(Collection entries)
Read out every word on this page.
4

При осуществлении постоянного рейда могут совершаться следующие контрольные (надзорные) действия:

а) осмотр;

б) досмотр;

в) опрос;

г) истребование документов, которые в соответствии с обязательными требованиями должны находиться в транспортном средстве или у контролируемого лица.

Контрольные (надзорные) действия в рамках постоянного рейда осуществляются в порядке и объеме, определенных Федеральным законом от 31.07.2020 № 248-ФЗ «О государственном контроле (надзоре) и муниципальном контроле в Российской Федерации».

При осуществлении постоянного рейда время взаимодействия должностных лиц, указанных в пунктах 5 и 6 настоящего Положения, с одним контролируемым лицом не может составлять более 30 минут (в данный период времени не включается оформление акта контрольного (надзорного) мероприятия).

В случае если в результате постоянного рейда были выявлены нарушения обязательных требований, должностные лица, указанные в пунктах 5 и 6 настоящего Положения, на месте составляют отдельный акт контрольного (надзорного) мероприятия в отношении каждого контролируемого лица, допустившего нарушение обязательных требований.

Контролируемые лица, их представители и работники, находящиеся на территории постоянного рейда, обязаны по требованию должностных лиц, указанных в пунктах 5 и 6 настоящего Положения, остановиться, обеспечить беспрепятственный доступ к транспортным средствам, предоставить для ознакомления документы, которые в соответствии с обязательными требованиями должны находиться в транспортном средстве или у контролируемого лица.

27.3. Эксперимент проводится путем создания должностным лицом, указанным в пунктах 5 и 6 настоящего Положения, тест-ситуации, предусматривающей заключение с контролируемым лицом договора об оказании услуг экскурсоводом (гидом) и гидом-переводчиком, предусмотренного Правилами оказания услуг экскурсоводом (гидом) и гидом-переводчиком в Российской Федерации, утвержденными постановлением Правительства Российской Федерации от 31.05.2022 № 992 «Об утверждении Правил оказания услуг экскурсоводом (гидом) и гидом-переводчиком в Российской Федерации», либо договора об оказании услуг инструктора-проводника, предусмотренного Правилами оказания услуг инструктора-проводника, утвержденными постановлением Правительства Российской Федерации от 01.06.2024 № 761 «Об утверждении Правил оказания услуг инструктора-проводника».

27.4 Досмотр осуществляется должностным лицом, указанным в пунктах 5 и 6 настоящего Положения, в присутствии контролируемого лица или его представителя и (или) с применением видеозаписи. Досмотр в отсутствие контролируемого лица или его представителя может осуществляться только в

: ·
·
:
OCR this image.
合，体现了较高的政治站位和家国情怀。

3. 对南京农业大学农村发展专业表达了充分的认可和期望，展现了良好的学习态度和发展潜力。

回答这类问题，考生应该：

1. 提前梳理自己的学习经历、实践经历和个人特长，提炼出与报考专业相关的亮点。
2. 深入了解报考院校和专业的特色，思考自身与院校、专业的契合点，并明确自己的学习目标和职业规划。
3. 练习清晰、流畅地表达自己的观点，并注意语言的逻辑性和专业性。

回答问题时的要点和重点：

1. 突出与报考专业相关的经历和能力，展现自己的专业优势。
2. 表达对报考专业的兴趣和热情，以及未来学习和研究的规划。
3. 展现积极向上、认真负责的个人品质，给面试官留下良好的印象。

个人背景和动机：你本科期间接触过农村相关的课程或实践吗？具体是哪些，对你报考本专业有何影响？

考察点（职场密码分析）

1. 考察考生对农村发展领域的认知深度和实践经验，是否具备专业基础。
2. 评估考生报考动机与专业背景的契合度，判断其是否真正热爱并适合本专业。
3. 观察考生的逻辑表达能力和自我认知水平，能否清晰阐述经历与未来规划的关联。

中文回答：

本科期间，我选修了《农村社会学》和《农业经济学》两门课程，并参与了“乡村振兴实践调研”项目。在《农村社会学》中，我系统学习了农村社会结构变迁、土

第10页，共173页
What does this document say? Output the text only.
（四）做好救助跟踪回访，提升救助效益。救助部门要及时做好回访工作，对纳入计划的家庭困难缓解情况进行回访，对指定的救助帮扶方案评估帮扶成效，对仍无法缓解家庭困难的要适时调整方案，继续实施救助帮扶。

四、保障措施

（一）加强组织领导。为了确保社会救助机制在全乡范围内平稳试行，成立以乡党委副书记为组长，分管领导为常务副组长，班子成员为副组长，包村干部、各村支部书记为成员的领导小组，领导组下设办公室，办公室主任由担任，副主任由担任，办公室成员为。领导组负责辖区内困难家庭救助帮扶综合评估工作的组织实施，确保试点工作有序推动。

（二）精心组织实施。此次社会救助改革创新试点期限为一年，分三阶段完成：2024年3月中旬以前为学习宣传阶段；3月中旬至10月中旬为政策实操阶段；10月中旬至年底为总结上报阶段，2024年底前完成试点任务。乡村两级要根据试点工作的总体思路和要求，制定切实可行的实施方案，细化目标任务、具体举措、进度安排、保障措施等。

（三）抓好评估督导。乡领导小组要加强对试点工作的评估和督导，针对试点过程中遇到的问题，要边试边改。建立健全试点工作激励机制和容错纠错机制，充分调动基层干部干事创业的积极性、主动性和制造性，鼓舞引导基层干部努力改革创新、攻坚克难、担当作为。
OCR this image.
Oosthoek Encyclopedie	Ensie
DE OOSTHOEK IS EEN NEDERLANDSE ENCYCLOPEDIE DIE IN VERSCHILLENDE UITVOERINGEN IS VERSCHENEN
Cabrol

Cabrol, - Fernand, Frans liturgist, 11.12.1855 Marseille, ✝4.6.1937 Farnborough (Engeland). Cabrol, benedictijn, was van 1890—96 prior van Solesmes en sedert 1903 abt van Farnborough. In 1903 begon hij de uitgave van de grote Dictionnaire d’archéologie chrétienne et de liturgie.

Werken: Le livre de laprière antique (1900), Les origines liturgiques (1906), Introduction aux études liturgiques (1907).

_Work required_
Write the listing out again, exactly as shown above.

_Exercise response_
Read out every word on this page.
4

При осуществлении постоянного рейда могут совершаться следующие контрольные (надзорные) действия:

а) осмотр;

б) досмотр;

в) опрос;

г) истребование документов, которые в соответствии с обязательными требованиями должны находиться в транспортном средстве или у контролируемого лица.

Контрольные (надзорные) действия в рамках постоянного рейда осуществляются в порядке и объеме, определенных Федеральным законом от 31.07.2020 № 248-ФЗ «О государственном контроле (надзоре) и муниципальном контроле в Российской Федерации».

При осуществлении постоянного рейда время взаимодействия должностных лиц, указанных в пунктах 5 и 6 настоящего Положения, с одним контролируемым лицом не может составлять более 30 минут (в данный период времени не включается оформление акта контрольного (надзорного) мероприятия).

В случае если в результате постоянного рейда были выявлены нарушения обязательных требований, должностные лица, указанные в пунктах 5 и 6 настоящего Положения, на месте составляют отдельный акт контрольного (надзорного) мероприятия в отношении каждого контролируемого лица, допустившего нарушение обязательных требований.

Контролируемые лица, их представители и работники, находящиеся на территории постоянного рейда, обязаны по требованию должностных лиц, указанных в пунктах 5 и 6 настоящего Положения, остановиться, обеспечить беспрепятственный доступ к транспортным средствам, предоставить для ознакомления документы, которые в соответствии с обязательными требованиями должны находиться в транспортном средстве или у контролируемого лица.

27.3. Эксперимент проводится путем создания должностным лицом, указанным в пунктах 5 и 6 настоящего Положения, тест-ситуации, предусматривающей заключение с контролируемым лицом договора об оказании услуг экскурсоводом (гидом) и гидом-переводчиком, предусмотренного Правилами оказания услуг экскурсоводом (гидом) и гидом-переводчиком в Российской Федерации, утвержденными постановлением Правительства Российской Федерации от 31.05.2022 № 992 «Об утверждении Правил оказания услуг экскурсоводом (гидом) и гидом-переводчиком в Российской Федерации», либо договора об оказании услуг инструктора-проводника, предусмотренного Правилами оказания услуг инструктора-проводника, утвержденными постановлением Правительства Российской Федерации от 01.06.2024 № 761 «Об утверждении Правил оказания услуг инструктора-проводника».

27.4 Досмотр осуществляется должностным лицом, указанным в пунктах 5 и 6 настоящего Положения, в присутствии контролируемого лица или его представителя и (или) с применением видеозаписи. Досмотр в отсутствие контролируемого лица или его представителя может осуществляться только в

: ·
·
:
OCR this image.
合，体现了较高的政治站位和家国情怀。

3. 对南京农业大学农村发展专业表达了充分的认可和期望，展现了良好的学习态度和发展潜力。

回答这类问题，考生应该：

1. 提前梳理自己的学习经历、实践经历和个人特长，提炼出与报考专业相关的亮点。
2. 深入了解报考院校和专业的特色，思考自身与院校、专业的契合点，并明确自己的学习目标和职业规划。
3. 练习清晰、流畅地表达自己的观点，并注意语言的逻辑性和专业性。

回答问题时的要点和重点：

1. 突出与报考专业相关的经历和能力，展现自己的专业优势。
2. 表达对报考专业的兴趣和热情，以及未来学习和研究的规划。
3. 展现积极向上、认真负责的个人品质，给面试官留下良好的印象。

个人背景和动机：你本科期间接触过农村相关的课程或实践吗？具体是哪些，对你报考本专业有何影响？

考察点（职场密码分析）

1. 考察考生对农村发展领域的认知深度和实践经验，是否具备专业基础。
2. 评估考生报考动机与专业背景的契合度，判断其是否真正热爱并适合本专业。
3. 观察考生的逻辑表达能力和自我认知水平，能否清晰阐述经历与未来规划的关联。

中文回答：

本科期间，我选修了《农村社会学》和《农业经济学》两门课程，并参与了“乡村振兴实践调研”项目。在《农村社会学》中，我系统学习了农村社会结构变迁、土

第10页，共173页
What does this document say? Output the text only.
（四）做好救助跟踪回访，提升救助效益。救助部门要及时做好回访工作，对纳入计划的家庭困难缓解情况进行回访，对指定的救助帮扶方案评估帮扶成效，对仍无法缓解家庭困难的要适时调整方案，继续实施救助帮扶。

四、保障措施

（一）加强组织领导。为了确保社会救助机制在全乡范围内平稳试行，成立以乡党委副书记为组长，分管领导为常务副组长，班子成员为副组长，包村干部、各村支部书记为成员的领导小组，领导组下设办公室，办公室主任由担任，副主任由担任，办公室成员为。领导组负责辖区内困难家庭救助帮扶综合评估工作的组织实施，确保试点工作有序推动。

（二）精心组织实施。此次社会救助改革创新试点期限为一年，分三阶段完成：2024年3月中旬以前为学习宣传阶段；3月中旬至10月中旬为政策实操阶段；10月中旬至年底为总结上报阶段，2024年底前完成试点任务。乡村两级要根据试点工作的总体思路和要求，制定切实可行的实施方案，细化目标任务、具体举措、进度安排、保障措施等。

（三）抓好评估督导。乡领导小组要加强对试点工作的评估和督导，针对试点过程中遇到的问题，要边试边改。建立健全试点工作激励机制和容错纠错机制，充分调动基层干部干事创业的积极性、主动性和制造性，鼓舞引导基层干部努力改革创新、攻坚克难、担当作为。
OCR this image.
Oosthoek Encyclopedie	Ensie
DE OOSTHOEK IS EEN NEDERLANDSE ENCYCLOPEDIE DIE IN VERSCHILLENDE UITVOERINGEN IS VERSCHENEN
Cabrol

Cabrol, - Fernand, Frans liturgist, 11.12.1855 Marseille, ✝4.6.1937 Farnborough (Engeland). Cabrol, benedictijn, was van 1890—96 prior van Solesmes en sedert 1903 abt van Farnborough. In 1903 begon hij de uitgave van de grote Dictionnaire d’archéologie chrétienne et de liturgie.

Werken: Le livre de laprière antique (1900), Les origines liturgiques (1906), Introduction aux études liturgiques (1907).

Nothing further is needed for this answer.